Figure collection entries
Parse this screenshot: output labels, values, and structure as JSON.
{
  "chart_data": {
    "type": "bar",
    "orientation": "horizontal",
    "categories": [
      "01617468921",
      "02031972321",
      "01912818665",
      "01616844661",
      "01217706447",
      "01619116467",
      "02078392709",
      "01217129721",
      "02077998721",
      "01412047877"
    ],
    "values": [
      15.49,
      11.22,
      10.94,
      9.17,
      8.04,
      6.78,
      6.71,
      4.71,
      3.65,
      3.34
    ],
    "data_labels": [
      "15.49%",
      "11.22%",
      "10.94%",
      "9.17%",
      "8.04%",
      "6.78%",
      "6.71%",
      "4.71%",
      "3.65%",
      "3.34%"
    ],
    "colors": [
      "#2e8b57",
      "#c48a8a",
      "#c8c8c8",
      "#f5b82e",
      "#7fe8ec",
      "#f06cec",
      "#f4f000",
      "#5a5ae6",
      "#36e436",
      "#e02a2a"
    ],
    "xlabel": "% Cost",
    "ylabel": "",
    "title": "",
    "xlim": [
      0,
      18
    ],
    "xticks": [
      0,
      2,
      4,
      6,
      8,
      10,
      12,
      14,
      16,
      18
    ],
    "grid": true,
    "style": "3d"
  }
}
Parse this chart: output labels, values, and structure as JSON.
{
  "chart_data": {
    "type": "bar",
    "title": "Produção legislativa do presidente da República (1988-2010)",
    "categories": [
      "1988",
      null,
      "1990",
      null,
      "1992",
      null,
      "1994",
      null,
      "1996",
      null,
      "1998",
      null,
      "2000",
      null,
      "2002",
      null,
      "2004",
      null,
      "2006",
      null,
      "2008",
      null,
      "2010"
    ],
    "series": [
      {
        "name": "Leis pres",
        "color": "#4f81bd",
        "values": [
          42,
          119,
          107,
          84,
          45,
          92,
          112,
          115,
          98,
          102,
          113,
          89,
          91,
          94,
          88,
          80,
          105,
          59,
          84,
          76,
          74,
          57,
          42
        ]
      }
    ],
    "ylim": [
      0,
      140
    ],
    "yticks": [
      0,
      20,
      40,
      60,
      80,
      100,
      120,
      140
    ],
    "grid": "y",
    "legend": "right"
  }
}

WHAT IS EXPECTED:
Extract each line holding the string "JSON".

WRITTEN SOLUTION:
Parse this screenshot: output labels, values, and structure as JSON.
Parse this chart: output labels, values, and structure as JSON.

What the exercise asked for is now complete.